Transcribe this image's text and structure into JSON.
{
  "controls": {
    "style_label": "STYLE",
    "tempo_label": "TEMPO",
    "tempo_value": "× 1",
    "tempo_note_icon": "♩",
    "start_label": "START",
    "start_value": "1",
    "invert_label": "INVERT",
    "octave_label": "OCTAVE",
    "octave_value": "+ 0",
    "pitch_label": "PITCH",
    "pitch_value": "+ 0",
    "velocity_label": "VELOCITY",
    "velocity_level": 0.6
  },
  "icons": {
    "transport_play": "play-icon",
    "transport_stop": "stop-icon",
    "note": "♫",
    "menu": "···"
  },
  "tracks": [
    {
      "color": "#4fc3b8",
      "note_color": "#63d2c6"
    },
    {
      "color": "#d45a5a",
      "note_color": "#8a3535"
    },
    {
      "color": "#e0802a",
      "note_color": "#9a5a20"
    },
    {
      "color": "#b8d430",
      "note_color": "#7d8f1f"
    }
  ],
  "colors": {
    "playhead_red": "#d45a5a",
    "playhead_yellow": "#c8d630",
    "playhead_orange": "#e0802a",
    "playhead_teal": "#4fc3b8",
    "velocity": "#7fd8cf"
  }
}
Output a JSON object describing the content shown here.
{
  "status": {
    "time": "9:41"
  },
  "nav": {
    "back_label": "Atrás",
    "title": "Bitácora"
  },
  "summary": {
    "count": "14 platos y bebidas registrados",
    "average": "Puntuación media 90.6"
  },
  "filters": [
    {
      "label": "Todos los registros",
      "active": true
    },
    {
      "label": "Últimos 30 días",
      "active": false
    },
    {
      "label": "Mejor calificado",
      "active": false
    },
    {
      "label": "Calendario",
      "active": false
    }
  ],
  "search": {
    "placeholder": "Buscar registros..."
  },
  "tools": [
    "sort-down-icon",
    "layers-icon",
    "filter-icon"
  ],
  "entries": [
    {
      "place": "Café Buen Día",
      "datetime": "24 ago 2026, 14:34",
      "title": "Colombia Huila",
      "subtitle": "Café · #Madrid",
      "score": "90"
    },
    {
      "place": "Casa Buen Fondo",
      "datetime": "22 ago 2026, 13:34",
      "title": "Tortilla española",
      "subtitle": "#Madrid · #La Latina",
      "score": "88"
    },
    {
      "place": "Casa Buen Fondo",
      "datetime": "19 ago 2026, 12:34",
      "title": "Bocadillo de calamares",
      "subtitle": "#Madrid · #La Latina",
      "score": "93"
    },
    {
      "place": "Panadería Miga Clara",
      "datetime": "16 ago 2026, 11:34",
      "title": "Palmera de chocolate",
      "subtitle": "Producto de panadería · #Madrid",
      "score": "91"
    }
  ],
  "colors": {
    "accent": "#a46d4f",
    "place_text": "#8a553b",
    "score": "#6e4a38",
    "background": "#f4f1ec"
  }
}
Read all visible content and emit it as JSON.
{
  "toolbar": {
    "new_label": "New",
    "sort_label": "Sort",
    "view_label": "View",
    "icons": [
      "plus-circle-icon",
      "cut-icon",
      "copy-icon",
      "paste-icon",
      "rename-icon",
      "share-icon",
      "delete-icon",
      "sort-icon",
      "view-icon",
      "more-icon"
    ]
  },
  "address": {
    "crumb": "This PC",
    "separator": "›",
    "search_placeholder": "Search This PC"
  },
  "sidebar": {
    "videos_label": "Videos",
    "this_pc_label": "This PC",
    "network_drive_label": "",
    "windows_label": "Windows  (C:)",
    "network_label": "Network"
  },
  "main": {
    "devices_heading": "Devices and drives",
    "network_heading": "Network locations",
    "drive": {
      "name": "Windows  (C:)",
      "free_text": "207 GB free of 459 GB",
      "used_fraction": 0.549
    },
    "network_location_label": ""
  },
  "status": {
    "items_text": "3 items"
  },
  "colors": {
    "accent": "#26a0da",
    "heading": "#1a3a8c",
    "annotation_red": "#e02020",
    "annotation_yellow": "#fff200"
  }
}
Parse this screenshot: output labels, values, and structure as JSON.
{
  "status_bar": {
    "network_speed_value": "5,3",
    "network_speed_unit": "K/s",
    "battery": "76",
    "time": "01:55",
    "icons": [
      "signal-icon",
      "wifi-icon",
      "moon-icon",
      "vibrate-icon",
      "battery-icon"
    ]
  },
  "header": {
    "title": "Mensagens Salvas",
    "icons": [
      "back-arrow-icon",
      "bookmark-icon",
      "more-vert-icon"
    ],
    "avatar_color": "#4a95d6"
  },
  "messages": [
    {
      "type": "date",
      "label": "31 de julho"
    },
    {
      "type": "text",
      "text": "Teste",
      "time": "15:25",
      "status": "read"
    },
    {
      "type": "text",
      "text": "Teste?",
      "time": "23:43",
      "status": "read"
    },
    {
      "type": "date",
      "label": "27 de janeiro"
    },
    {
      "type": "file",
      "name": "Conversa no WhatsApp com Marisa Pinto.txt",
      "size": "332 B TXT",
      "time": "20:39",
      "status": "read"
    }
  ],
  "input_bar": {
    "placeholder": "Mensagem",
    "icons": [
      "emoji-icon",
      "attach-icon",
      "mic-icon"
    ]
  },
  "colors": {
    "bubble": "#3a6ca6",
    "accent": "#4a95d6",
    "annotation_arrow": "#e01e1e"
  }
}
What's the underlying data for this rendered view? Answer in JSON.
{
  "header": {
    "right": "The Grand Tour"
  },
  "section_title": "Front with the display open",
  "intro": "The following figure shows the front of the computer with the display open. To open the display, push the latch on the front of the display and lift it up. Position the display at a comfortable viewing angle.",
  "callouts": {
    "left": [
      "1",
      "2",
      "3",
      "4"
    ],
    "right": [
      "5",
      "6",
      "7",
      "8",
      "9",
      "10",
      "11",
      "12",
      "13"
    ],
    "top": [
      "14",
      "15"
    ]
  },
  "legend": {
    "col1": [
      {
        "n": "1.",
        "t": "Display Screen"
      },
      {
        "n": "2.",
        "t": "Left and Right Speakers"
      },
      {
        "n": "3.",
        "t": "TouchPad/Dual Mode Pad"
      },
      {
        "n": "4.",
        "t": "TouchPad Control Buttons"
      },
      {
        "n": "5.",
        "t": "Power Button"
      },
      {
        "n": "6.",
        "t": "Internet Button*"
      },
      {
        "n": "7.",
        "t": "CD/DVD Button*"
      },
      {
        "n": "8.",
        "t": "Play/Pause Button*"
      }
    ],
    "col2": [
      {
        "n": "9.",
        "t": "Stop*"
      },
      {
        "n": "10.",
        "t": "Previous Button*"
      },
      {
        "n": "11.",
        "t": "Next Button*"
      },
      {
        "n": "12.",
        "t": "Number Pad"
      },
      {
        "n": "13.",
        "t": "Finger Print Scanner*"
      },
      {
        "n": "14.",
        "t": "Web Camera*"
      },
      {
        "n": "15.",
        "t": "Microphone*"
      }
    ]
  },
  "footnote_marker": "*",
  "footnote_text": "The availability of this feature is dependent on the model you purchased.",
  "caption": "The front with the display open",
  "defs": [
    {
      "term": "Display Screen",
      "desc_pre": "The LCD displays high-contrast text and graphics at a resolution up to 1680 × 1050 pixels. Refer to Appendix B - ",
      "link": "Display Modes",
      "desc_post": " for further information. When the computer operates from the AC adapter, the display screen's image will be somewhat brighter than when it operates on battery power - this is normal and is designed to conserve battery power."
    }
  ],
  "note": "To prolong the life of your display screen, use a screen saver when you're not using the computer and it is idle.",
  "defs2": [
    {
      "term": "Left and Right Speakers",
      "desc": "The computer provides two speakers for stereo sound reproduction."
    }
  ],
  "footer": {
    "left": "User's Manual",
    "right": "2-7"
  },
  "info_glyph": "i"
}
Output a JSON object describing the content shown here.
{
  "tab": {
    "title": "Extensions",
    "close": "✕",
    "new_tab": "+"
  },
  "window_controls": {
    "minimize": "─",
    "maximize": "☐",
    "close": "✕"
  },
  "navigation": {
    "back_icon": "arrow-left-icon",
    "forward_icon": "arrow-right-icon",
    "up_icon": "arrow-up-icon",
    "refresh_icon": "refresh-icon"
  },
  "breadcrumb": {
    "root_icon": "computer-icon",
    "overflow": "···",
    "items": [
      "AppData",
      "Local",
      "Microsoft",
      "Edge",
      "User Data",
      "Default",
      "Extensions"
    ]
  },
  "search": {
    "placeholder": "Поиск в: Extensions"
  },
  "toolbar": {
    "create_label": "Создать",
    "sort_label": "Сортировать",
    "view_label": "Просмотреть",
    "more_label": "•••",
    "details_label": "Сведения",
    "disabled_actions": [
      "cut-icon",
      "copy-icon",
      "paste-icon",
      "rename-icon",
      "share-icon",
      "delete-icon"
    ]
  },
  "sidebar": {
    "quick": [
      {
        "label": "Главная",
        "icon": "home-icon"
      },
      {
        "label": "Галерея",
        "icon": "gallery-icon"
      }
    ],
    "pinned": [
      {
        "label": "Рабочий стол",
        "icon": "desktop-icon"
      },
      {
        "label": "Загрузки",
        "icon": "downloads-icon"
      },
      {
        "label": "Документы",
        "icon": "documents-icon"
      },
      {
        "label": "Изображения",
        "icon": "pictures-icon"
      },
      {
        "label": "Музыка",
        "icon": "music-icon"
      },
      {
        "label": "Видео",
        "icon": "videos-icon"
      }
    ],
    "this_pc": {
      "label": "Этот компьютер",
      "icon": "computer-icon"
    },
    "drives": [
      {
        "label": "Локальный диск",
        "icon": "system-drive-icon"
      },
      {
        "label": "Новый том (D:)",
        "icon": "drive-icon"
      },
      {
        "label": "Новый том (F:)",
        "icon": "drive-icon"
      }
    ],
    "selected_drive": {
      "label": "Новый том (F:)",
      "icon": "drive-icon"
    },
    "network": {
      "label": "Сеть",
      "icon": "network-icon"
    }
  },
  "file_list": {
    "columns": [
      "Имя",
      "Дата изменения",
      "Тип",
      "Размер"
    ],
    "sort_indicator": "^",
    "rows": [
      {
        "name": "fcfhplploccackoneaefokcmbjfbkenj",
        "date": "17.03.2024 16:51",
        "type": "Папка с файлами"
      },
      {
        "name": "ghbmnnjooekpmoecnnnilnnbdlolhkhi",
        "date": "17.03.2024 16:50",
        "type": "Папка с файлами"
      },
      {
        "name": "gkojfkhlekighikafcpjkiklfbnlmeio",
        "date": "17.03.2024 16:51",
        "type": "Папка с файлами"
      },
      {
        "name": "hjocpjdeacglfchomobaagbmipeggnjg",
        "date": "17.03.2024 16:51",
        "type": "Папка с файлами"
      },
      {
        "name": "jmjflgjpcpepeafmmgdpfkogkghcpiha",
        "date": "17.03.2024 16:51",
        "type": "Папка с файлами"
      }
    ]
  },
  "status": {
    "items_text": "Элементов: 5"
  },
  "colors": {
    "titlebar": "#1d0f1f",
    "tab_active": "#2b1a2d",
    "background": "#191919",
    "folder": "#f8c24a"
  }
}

Exercise prompt
Search the entries for the word "JSON" and copy every line that has it.

Answer for this exercise
Transcribe this image's text and structure into JSON.
Output a JSON object describing the content shown here.
Read all visible content and emit it as JSON.
Parse this screenshot: output labels, values, and structure as JSON.
What's the underlying data for this rendered view? Answer in JSON.
Output a JSON object describing the content shown here.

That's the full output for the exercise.